* Stated exercise *
Repeat every record below exactly, omitting any pictures.

* Records to process *
···
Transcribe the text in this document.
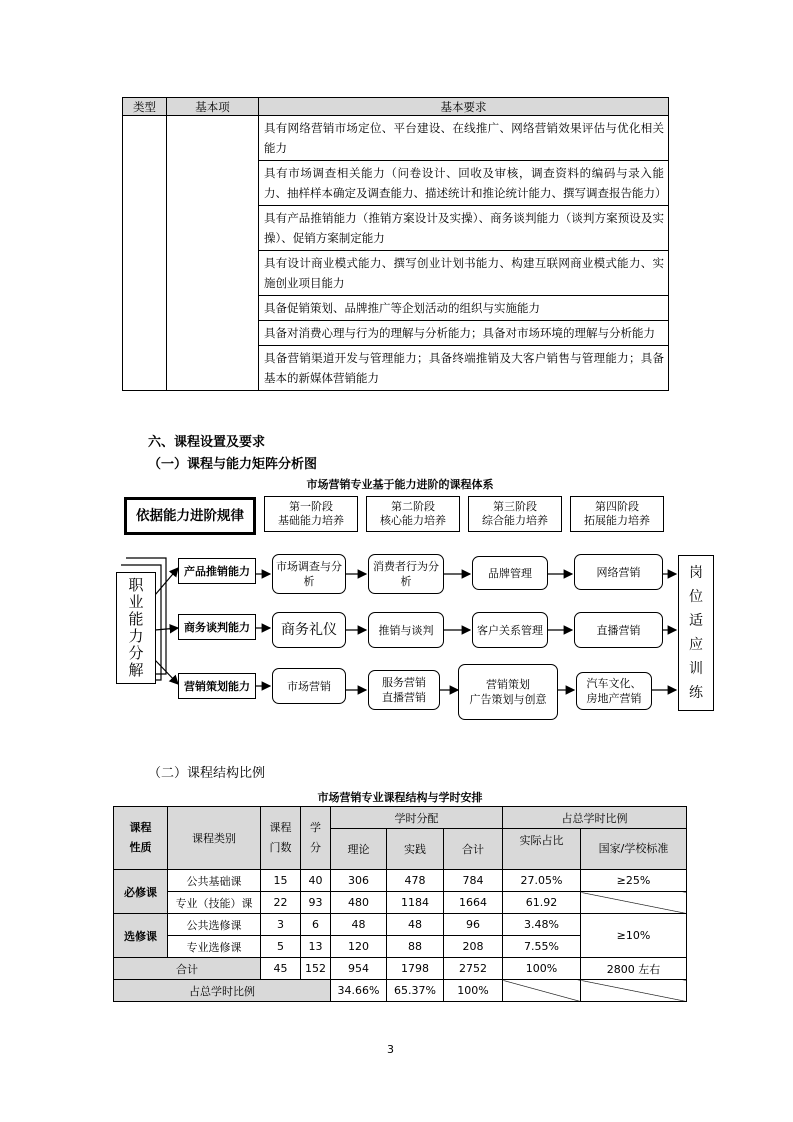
类型	基本项	基本要求
		具有网络营销市场定位、平台建设、在线推广、网络营销效果评估与优化相关能力
		具有市场调查相关能力（问卷设计、回收及审核，调查资料的编码与录入能力、抽样样本确定及调查能力、描述统计和推论统计能力、撰写调查报告能力）
		具有产品推销能力（推销方案设计及实操）、商务谈判能力（谈判方案预设及实操）、促销方案制定能力
		具有设计商业模式能力、撰写创业计划书能力、构建互联网商业模式能力、实施创业项目能力
		具备促销策划、品牌推广等企划活动的组织与实施能力
		具备对消费心理与行为的理解与分析能力；具备对市场环境的理解与分析能力
		具备营销渠道开发与管理能力；具备终端推销及大客户销售与管理能力；具备基本的新媒体营销能力
六、课程设置及要求
（一）课程与能力矩阵分析图
市场营销专业基于能力进阶的课程体系
依据能力进阶规律
第一阶段
基础能力培养
第二阶段
核心能力培养
第三阶段
综合能力培养
第四阶段
拓展能力培养
职业能力分解
产品推销能力
商务谈判能力
营销策划能力
市场调查与分析
消费者行为分析
品牌管理	网络营销
商务礼仪	推销与谈判	客户关系管理	直播营销
市场营销	服务营销
直播营销
营销策划
广告策划与创意
汽车文化、
房地产营销
岗位适应训练
（二）课程结构比例
市场营销专业课程结构与学时安排
课程性质	课程类别	课程门数	学分	学时分配			占总学时比例	
				理论	实践	合计	实际占比	国家/学校标准
必修课	公共基础课	15	40	306	478	784	27.05%	≥25%
	专业（技能）课	22	93	480	1184	1664	61.92	
选修课	公共选修课	3	6	48	48	96	3.48%	≥10%
	专业选修课	5	13	120	88	208	7.55%	
合计		45	152	954	1798	2752	100%	2800 左右
占总学时比例				34.66%	65.37%	100%		
3
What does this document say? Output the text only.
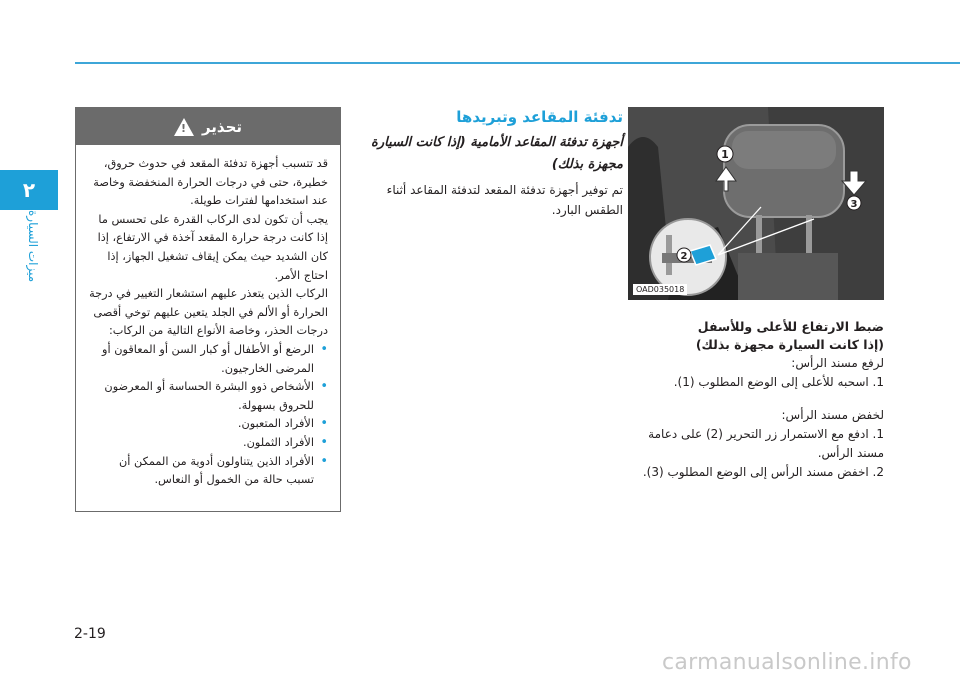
٢
ميزات السيارة
تحذير
!

قد تتسبب أجهزة تدفئة المقعد في حدوث حروق، خطيرة، حتى في درجات الحرارة المنخفضة وخاصة عند استخدامها لفترات طويلة.

يجب أن تكون لدى الركاب القدرة على تحسس ما إذا كانت درجة حرارة المقعد آخذة في الارتفاع، إذا كان الشديد حيث يمكن إيقاف تشغيل الجهاز، إذا احتاج الأمر.

الركاب الذين يتعذر عليهم استشعار التغيير في درجة الحرارة أو الألم في الجلد يتعين عليهم توخي أقصى درجات الحذر، وخاصة الأنواع التالية من الركاب:

• الرضع أو الأطفال أو كبار السن أو المعاقون أو المرضى الخارجيون.
• الأشخاص ذوو البشرة الحساسة أو المعرضون للحروق بسهولة.
• الأفراد المتعبون.
• الأفراد الثملون.
• الأفراد الذين يتناولون أدوية من الممكن أن تسبب حالة من الخمول أو النعاس.
تدفئة المقاعد وتبريدها
أجهزة تدفئة المقاعد الأمامية (إذا كانت السيارة مجهزة بذلك)

تم توفير أجهزة تدفئة المقعد لتدفئة المقاعد أثناء الطقس البارد.

1
2
3
OAD035018

ضبط الارتفاع للأعلى وللأسفل

(إذا كانت السيارة مجهزة بذلك)

لرفع مسند الرأس:

1. اسحبه للأعلى إلى الوضع المطلوب (1).

لخفض مسند الرأس:

1. ادفع مع الاستمرار زر التحرير (2) على دعامة مسند الرأس.

2. اخفض مسند الرأس إلى الوضع المطلوب (3).

2-19
carmanualsonline.info
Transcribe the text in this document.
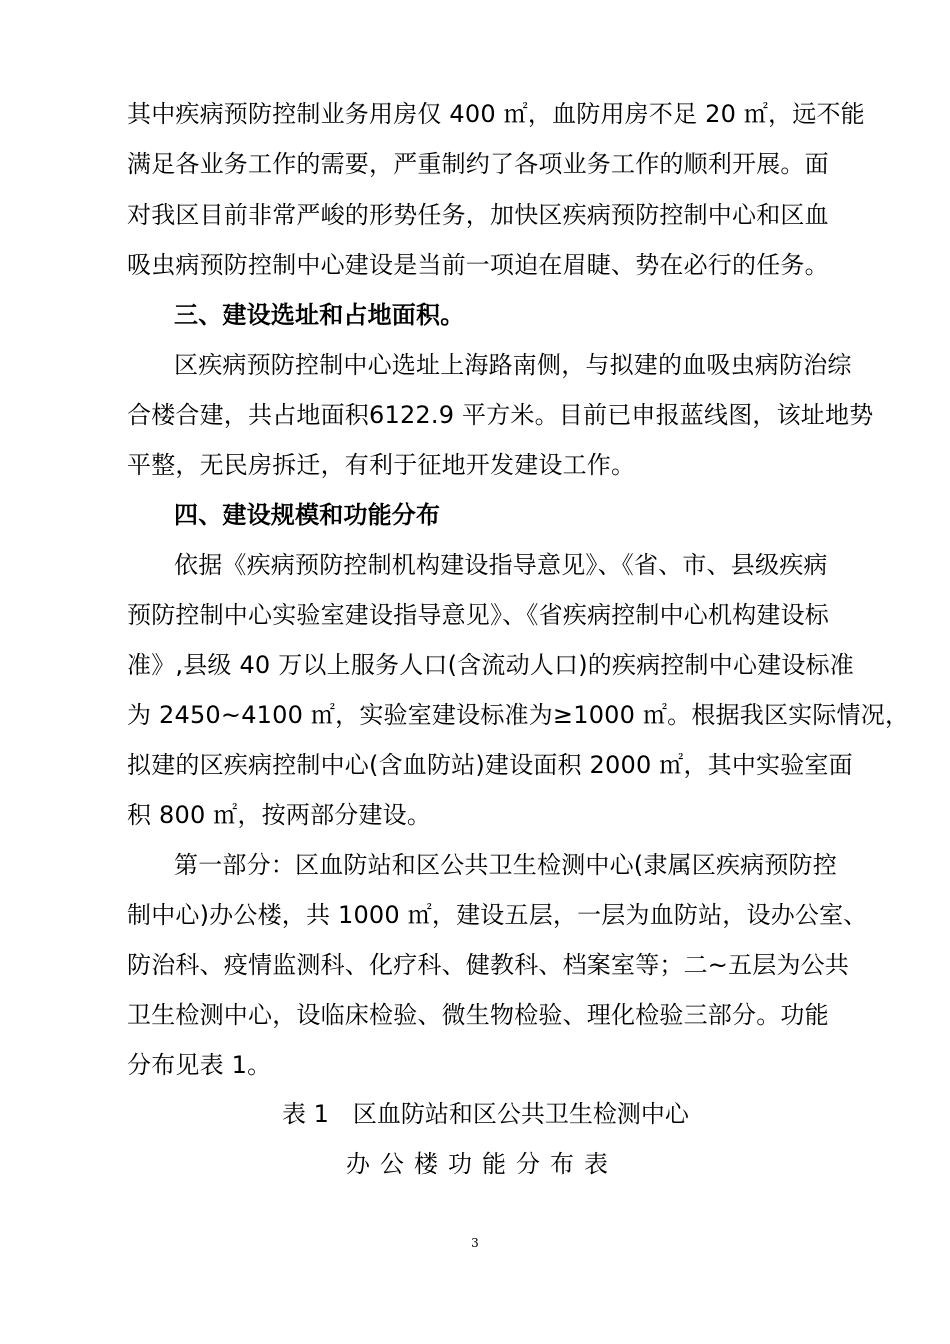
其中疾病预防控制业务用房仅 400 ㎡，血防用房不足 20 ㎡，远不能
满足各业务工作的需要，严重制约了各项业务工作的顺利开展。面
对我区目前非常严峻的形势任务，加快区疾病预防控制中心和区血
吸虫病预防控制中心建设是当前一项迫在眉睫、势在必行的任务。
三、建设选址和占地面积。
区疾病预防控制中心选址上海路南侧，与拟建的血吸虫病防治综
合楼合建，共占地面积6122.9 平方米。目前已申报蓝线图，该址地势
平整，无民房拆迁，有利于征地开发建设工作。
四、建设规模和功能分布
依据《疾病预防控制机构建设指导意见》、《省、市、县级疾病
预防控制中心实验室建设指导意见》、《省疾病控制中心机构建设标
准》,县级 40 万以上服务人口(含流动人口)的疾病控制中心建设标准
为 2450~4100 ㎡，实验室建设标准为≥1000 ㎡。根据我区实际情况，
拟建的区疾病控制中心(含血防站)建设面积 2000 ㎡，其中实验室面
积 800 ㎡，按两部分建设。
第一部分：区血防站和区公共卫生检测中心(隶属区疾病预防控
制中心)办公楼，共 1000 ㎡，建设五层，一层为血防站，设办公室、
防治科、疫情监测科、化疗科、健教科、档案室等；二~五层为公共
卫生检测中心，设临床检验、微生物检验、理化检验三部分。功能
分布见表 1。
表 1　区血防站和区公共卫生检测中心
办公楼功能分布表
3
···
* Finished exercise *
Transcribe the text in this document.
类型	基本项	基本要求
		具有网络营销市场定位、平台建设、在线推广、网络营销效果评估与优化相关能力
		具有市场调查相关能力（问卷设计、回收及审核，调查资料的编码与录入能力、抽样样本确定及调查能力、描述统计和推论统计能力、撰写调查报告能力）
		具有产品推销能力（推销方案设计及实操）、商务谈判能力（谈判方案预设及实操）、促销方案制定能力
		具有设计商业模式能力、撰写创业计划书能力、构建互联网商业模式能力、实施创业项目能力
		具备促销策划、品牌推广等企划活动的组织与实施能力
		具备对消费心理与行为的理解与分析能力；具备对市场环境的理解与分析能力
		具备营销渠道开发与管理能力；具备终端推销及大客户销售与管理能力；具备基本的新媒体营销能力
六、课程设置及要求
（一）课程与能力矩阵分析图
市场营销专业基于能力进阶的课程体系
依据能力进阶规律
第一阶段
基础能力培养
第二阶段
核心能力培养
第三阶段
综合能力培养
第四阶段
拓展能力培养
职业能力分解
产品推销能力
商务谈判能力
营销策划能力
市场调查与分析
消费者行为分析
品牌管理	网络营销
商务礼仪	推销与谈判	客户关系管理	直播营销
市场营销	服务营销
直播营销
营销策划
广告策划与创意
汽车文化、
房地产营销
岗位适应训练
（二）课程结构比例
市场营销专业课程结构与学时安排
课程性质	课程类别	课程门数	学分	学时分配			占总学时比例	
				理论	实践	合计	实际占比	国家/学校标准
必修课	公共基础课	15	40	306	478	784	27.05%	≥25%
	专业（技能）课	22	93	480	1184	1664	61.92	
选修课	公共选修课	3	6	48	48	96	3.48%	≥10%
	专业选修课	5	13	120	88	208	7.55%	
合计		45	152	954	1798	2752	100%	2800 左右
占总学时比例				34.66%	65.37%	100%		
3
What does this document say? Output the text only.
٢
ميزات السيارة
تحذير
!

قد تتسبب أجهزة تدفئة المقعد في حدوث حروق، خطيرة، حتى في درجات الحرارة المنخفضة وخاصة عند استخدامها لفترات طويلة.

يجب أن تكون لدى الركاب القدرة على تحسس ما إذا كانت درجة حرارة المقعد آخذة في الارتفاع، إذا كان الشديد حيث يمكن إيقاف تشغيل الجهاز، إذا احتاج الأمر.

الركاب الذين يتعذر عليهم استشعار التغيير في درجة الحرارة أو الألم في الجلد يتعين عليهم توخي أقصى درجات الحذر، وخاصة الأنواع التالية من الركاب:

• الرضع أو الأطفال أو كبار السن أو المعاقون أو المرضى الخارجيون.
• الأشخاص ذوو البشرة الحساسة أو المعرضون للحروق بسهولة.
• الأفراد المتعبون.
• الأفراد الثملون.
• الأفراد الذين يتناولون أدوية من الممكن أن تسبب حالة من الخمول أو النعاس.
تدفئة المقاعد وتبريدها
أجهزة تدفئة المقاعد الأمامية (إذا كانت السيارة مجهزة بذلك)

تم توفير أجهزة تدفئة المقعد لتدفئة المقاعد أثناء الطقس البارد.

1
2
3
OAD035018

ضبط الارتفاع للأعلى وللأسفل

(إذا كانت السيارة مجهزة بذلك)

لرفع مسند الرأس:

1. اسحبه للأعلى إلى الوضع المطلوب (1).

لخفض مسند الرأس:

1. ادفع مع الاستمرار زر التحرير (2) على دعامة مسند الرأس.

2. اخفض مسند الرأس إلى الوضع المطلوب (3).

2-19
carmanualsonline.info
Transcribe the text in this document.
其中疾病预防控制业务用房仅 400 ㎡，血防用房不足 20 ㎡，远不能
满足各业务工作的需要，严重制约了各项业务工作的顺利开展。面
对我区目前非常严峻的形势任务，加快区疾病预防控制中心和区血
吸虫病预防控制中心建设是当前一项迫在眉睫、势在必行的任务。
三、建设选址和占地面积。
区疾病预防控制中心选址上海路南侧，与拟建的血吸虫病防治综
合楼合建，共占地面积6122.9 平方米。目前已申报蓝线图，该址地势
平整，无民房拆迁，有利于征地开发建设工作。
四、建设规模和功能分布
依据《疾病预防控制机构建设指导意见》、《省、市、县级疾病
预防控制中心实验室建设指导意见》、《省疾病控制中心机构建设标
准》,县级 40 万以上服务人口(含流动人口)的疾病控制中心建设标准
为 2450~4100 ㎡，实验室建设标准为≥1000 ㎡。根据我区实际情况，
拟建的区疾病控制中心(含血防站)建设面积 2000 ㎡，其中实验室面
积 800 ㎡，按两部分建设。
第一部分：区血防站和区公共卫生检测中心(隶属区疾病预防控
制中心)办公楼，共 1000 ㎡，建设五层，一层为血防站，设办公室、
防治科、疫情监测科、化疗科、健教科、档案室等；二~五层为公共
卫生检测中心，设临床检验、微生物检验、理化检验三部分。功能
分布见表 1。
表 1　区血防站和区公共卫生检测中心
办公楼功能分布表
3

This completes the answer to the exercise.